Goal — Gather each line containing the string "ylabel" from these entries.

Data records —
--- --- ---
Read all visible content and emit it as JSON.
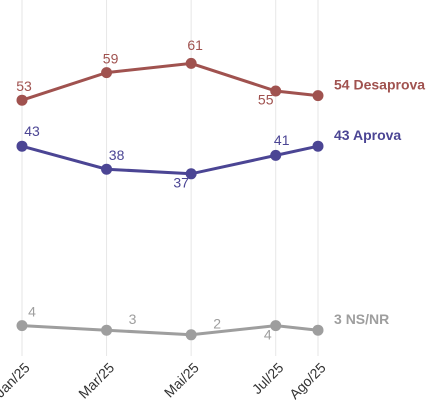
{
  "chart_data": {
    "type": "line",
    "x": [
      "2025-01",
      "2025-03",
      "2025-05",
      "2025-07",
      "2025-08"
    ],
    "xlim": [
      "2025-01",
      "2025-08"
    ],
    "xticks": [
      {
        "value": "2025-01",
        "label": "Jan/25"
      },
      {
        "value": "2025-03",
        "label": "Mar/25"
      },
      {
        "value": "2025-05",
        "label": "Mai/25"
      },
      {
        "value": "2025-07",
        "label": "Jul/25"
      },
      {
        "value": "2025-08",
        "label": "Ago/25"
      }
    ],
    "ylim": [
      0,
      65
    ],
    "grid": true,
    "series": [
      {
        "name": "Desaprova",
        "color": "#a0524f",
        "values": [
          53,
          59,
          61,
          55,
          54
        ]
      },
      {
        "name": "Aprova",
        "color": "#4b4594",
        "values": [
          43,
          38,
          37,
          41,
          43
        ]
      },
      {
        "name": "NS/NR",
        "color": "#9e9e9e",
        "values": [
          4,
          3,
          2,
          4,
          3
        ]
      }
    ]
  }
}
--- --- ---
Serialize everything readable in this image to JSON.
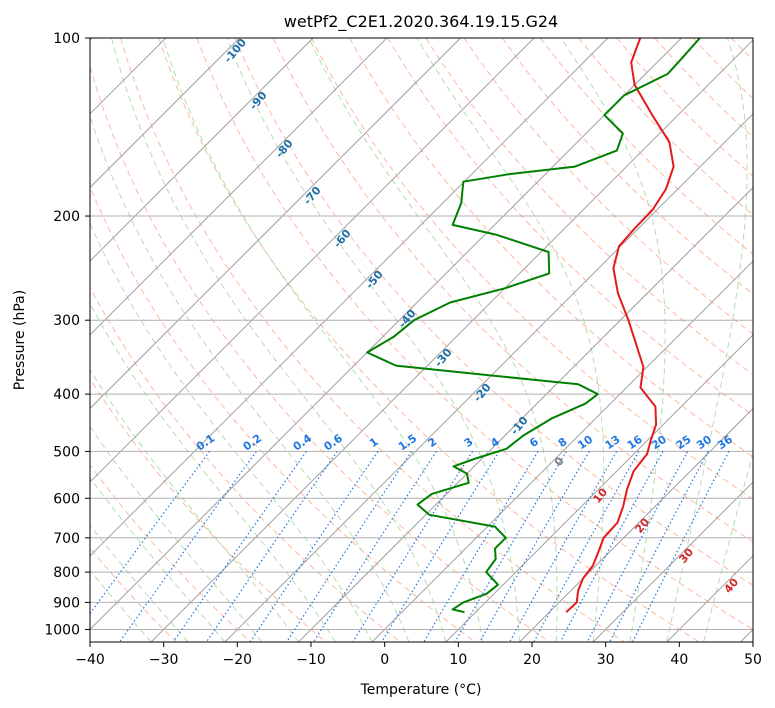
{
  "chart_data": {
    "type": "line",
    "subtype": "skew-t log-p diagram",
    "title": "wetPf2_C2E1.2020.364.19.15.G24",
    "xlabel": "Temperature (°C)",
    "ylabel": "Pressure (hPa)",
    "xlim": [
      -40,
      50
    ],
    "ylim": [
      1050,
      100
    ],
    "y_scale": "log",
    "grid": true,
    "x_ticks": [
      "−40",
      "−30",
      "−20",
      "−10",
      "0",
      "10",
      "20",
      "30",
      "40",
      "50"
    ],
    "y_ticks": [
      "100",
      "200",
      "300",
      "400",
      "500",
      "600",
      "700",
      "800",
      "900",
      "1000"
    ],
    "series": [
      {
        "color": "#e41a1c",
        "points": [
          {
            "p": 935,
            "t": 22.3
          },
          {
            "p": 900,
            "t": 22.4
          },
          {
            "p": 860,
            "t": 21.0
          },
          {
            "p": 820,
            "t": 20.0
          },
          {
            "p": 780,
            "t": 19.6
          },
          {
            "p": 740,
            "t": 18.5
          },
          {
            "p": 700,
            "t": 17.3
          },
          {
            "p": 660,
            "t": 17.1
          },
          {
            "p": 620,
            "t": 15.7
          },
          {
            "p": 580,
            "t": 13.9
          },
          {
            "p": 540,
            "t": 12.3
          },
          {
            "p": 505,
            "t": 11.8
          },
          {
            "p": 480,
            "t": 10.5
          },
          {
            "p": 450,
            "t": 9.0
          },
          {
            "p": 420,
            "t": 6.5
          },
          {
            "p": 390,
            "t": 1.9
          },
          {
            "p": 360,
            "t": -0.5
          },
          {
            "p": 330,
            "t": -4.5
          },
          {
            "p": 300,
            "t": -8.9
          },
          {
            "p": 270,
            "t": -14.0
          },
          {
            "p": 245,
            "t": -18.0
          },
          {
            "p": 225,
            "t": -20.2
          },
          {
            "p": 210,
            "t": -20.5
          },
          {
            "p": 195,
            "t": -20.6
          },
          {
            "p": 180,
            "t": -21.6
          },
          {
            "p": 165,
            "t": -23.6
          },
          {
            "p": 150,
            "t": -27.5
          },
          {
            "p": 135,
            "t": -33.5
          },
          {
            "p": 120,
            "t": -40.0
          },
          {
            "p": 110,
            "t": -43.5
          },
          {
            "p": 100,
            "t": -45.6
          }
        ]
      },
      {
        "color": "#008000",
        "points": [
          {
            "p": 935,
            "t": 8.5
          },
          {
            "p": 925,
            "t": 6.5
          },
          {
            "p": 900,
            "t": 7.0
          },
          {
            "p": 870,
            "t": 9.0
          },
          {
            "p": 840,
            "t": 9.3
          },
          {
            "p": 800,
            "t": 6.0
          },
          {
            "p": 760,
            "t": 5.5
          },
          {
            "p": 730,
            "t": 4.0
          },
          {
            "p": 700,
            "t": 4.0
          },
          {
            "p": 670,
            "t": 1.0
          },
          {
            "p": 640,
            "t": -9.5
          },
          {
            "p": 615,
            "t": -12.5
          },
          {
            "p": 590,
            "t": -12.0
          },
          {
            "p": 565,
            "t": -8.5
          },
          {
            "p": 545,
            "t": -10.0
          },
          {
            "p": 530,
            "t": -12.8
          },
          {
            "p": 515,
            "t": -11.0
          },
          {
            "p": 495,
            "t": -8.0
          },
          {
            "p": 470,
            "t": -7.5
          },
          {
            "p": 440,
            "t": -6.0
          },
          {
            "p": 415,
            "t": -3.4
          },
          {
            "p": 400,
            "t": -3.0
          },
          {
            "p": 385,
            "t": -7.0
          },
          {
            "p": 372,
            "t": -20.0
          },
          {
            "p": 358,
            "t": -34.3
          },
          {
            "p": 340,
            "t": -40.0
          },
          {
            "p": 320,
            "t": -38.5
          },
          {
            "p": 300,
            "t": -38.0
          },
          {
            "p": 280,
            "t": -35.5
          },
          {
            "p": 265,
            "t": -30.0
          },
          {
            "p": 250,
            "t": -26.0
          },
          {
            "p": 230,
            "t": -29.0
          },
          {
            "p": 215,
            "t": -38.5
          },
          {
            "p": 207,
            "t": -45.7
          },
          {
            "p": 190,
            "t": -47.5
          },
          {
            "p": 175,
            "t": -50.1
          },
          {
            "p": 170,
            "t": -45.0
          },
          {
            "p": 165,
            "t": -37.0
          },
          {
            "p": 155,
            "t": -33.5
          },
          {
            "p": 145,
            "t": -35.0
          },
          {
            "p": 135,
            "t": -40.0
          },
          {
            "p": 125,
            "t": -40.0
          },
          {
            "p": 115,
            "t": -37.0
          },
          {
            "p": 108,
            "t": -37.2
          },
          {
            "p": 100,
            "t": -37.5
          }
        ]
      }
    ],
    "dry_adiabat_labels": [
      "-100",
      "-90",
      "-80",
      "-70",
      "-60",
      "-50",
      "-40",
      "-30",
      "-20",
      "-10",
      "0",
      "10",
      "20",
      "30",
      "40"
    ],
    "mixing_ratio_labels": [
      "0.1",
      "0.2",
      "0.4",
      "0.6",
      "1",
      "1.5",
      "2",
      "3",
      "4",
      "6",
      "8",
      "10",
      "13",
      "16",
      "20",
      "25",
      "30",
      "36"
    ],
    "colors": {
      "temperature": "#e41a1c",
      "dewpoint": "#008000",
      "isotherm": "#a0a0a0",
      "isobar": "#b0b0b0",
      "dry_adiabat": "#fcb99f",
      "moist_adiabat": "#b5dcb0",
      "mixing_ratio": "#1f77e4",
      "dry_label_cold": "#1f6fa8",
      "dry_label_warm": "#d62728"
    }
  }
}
--- --- ---
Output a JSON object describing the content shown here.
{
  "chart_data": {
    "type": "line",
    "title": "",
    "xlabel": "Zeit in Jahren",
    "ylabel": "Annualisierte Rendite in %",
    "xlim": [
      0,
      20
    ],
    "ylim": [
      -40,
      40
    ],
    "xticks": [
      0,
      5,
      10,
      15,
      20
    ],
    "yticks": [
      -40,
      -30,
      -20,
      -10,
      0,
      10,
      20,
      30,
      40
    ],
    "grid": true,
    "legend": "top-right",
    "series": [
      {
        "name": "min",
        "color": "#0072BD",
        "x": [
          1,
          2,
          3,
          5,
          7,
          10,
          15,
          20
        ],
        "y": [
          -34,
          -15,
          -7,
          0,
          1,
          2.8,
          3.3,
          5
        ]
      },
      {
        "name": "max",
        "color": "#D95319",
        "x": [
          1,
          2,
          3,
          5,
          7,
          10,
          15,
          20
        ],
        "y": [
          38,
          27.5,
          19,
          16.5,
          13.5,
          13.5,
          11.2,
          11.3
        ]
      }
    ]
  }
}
--- --- ---
Answer to the problem —
    "ylabel": "Pressure (hPa)",
    "ylabel": "Annualisierte Rendite in %",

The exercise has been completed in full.